DATASET ROWS:
_ _ _ _ _ _ _

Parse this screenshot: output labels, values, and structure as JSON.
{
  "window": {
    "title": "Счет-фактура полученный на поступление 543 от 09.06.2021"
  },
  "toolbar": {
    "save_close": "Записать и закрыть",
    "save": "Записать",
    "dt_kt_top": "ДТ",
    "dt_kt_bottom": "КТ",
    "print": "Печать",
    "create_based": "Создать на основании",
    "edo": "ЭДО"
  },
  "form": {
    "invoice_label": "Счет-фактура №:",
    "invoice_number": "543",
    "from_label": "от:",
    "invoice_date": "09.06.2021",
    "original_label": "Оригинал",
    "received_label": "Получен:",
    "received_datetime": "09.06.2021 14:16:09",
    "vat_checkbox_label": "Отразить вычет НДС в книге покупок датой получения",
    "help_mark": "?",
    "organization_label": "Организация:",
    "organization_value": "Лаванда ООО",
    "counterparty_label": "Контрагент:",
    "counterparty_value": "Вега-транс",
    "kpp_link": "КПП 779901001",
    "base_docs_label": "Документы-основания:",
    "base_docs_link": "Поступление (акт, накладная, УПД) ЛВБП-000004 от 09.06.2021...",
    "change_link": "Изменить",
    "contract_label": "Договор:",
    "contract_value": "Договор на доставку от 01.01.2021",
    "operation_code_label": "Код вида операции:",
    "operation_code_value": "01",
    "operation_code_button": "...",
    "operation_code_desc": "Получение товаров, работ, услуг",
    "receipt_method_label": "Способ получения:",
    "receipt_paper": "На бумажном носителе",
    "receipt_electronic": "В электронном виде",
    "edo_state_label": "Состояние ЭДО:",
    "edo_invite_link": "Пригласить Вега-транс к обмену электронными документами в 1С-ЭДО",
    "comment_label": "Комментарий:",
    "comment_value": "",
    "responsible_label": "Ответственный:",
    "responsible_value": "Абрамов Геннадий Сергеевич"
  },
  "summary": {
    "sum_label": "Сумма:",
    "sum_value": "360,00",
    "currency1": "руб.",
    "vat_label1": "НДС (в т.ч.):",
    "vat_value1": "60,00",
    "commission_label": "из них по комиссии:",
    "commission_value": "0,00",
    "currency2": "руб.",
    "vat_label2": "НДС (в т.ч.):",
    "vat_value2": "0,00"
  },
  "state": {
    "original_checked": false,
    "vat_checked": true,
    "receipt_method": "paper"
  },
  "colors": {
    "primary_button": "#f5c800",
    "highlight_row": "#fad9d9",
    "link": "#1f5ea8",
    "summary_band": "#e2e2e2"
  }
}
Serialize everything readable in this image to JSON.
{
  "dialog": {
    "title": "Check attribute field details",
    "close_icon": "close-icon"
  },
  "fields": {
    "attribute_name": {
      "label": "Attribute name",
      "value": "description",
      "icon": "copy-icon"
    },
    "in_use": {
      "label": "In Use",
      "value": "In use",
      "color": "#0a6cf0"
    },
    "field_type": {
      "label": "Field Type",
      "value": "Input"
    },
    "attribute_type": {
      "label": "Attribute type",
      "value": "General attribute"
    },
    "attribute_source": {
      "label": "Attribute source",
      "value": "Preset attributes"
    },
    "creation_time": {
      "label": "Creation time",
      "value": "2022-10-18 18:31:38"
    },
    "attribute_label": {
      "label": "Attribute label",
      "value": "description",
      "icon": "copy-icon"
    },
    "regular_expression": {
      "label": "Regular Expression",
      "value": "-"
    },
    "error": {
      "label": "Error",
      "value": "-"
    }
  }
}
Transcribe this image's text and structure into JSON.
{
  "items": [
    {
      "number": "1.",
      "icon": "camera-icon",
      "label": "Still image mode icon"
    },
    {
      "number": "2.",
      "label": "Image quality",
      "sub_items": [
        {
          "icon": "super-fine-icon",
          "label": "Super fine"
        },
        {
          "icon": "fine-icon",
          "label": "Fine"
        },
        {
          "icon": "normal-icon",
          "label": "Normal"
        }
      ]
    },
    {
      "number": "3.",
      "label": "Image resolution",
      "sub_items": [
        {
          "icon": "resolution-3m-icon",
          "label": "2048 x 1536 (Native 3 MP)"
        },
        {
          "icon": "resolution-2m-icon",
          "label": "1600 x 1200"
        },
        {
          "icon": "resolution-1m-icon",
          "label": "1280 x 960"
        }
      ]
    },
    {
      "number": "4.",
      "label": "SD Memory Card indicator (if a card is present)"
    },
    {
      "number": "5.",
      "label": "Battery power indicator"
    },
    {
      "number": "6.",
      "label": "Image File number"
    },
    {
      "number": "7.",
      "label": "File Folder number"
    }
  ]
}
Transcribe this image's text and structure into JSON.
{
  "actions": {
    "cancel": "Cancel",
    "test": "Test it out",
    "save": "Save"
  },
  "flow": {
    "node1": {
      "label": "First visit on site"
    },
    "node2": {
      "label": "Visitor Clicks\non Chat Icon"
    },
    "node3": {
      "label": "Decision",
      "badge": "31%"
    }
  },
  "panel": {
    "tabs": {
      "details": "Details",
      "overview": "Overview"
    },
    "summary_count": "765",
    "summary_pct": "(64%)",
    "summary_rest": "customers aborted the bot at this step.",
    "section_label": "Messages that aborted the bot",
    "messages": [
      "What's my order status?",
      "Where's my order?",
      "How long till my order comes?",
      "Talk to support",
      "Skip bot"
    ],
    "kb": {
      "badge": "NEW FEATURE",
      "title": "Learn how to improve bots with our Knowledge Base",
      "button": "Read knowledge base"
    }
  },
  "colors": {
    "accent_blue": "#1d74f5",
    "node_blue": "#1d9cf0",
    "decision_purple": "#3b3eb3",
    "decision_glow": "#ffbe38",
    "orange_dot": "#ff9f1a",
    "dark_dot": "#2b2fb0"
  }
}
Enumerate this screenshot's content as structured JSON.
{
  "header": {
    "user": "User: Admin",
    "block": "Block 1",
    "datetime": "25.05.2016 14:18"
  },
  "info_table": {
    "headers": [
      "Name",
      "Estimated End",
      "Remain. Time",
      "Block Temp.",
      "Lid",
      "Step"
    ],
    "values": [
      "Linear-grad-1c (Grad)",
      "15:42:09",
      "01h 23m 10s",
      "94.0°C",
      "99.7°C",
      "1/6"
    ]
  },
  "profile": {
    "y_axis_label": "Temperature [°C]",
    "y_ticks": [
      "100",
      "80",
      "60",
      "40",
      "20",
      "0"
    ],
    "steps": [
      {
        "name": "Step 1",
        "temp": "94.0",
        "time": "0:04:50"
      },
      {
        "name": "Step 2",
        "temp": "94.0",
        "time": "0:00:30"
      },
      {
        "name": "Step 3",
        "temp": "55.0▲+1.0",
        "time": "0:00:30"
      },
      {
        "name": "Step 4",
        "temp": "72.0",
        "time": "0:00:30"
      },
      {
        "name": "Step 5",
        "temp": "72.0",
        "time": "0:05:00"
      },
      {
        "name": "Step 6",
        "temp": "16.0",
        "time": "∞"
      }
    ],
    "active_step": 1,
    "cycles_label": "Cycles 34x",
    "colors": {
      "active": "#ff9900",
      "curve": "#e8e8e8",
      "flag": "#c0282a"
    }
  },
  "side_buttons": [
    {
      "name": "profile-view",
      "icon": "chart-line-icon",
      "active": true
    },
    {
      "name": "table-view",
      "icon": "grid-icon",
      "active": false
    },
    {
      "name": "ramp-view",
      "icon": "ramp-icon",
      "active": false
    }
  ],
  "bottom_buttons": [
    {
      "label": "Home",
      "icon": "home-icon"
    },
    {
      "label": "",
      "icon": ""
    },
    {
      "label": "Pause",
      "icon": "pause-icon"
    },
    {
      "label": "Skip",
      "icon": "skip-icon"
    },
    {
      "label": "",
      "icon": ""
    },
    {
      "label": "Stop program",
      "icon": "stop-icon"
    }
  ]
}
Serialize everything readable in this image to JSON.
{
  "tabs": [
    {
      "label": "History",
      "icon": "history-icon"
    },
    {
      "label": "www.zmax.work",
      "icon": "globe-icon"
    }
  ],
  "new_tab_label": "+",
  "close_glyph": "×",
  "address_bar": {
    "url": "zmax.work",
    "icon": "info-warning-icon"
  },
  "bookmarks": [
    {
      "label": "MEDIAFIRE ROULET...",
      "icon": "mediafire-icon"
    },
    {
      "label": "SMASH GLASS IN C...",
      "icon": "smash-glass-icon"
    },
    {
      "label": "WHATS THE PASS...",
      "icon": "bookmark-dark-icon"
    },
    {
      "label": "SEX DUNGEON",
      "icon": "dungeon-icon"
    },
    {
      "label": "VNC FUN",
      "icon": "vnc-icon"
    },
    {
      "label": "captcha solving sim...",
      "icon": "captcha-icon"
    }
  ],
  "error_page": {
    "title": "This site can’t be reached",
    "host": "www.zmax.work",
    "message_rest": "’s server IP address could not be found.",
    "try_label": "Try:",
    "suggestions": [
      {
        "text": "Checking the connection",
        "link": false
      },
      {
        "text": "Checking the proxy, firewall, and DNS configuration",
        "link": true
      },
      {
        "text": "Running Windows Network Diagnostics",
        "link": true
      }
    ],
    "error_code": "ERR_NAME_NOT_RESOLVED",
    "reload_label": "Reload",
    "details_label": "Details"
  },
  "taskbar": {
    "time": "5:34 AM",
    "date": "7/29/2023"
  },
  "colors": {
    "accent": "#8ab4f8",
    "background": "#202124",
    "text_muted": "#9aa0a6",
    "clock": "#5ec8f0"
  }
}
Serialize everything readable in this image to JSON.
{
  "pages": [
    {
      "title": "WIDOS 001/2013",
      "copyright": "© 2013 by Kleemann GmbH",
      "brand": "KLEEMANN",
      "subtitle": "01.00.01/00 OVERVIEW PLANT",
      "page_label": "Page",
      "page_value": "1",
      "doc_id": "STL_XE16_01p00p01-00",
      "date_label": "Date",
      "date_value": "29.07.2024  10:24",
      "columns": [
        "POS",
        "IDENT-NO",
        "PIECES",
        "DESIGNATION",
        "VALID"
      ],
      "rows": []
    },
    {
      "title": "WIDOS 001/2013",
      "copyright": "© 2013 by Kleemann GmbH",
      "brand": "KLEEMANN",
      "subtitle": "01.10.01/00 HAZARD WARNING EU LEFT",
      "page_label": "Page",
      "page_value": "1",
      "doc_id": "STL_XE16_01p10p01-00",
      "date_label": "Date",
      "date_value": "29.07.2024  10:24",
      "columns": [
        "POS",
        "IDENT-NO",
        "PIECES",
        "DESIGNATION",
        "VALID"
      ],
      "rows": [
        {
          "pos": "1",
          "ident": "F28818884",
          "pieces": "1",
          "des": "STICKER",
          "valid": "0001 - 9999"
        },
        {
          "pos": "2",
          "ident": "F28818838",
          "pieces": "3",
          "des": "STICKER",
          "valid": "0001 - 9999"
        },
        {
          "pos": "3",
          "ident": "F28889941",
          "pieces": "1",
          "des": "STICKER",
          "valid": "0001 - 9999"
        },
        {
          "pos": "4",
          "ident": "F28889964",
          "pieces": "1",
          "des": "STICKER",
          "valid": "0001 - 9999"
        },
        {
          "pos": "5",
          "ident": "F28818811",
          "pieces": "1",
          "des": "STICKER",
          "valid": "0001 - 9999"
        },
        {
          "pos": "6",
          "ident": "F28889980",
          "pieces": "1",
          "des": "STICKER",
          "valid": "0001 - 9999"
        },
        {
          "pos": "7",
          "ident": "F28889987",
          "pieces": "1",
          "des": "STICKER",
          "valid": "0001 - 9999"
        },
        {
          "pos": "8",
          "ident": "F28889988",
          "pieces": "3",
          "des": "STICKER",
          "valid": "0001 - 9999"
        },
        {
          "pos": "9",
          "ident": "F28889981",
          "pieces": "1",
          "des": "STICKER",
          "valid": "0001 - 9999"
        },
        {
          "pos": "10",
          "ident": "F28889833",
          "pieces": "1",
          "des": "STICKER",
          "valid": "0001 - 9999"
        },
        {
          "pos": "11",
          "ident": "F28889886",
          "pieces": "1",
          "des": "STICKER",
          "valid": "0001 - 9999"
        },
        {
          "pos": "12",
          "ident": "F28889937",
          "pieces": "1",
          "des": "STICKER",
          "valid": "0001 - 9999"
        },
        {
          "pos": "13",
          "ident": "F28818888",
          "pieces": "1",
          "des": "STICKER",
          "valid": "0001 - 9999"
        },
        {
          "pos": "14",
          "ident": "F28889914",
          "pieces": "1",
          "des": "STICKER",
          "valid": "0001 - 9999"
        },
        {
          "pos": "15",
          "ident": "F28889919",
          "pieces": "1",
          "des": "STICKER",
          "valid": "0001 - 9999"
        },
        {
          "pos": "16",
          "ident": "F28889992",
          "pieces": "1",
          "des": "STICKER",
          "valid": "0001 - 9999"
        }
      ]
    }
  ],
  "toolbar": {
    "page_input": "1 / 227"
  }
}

_ _ _ _ _ _ _

REQUIREMENT:
From the records above, pull out every line containing the word "транс".

WRITTEN RESPONSE:
    "counterparty_value": "Вега-транс",
    "edo_invite_link": "Пригласить Вега-транс к обмену электронными документами в 1С-ЭДО",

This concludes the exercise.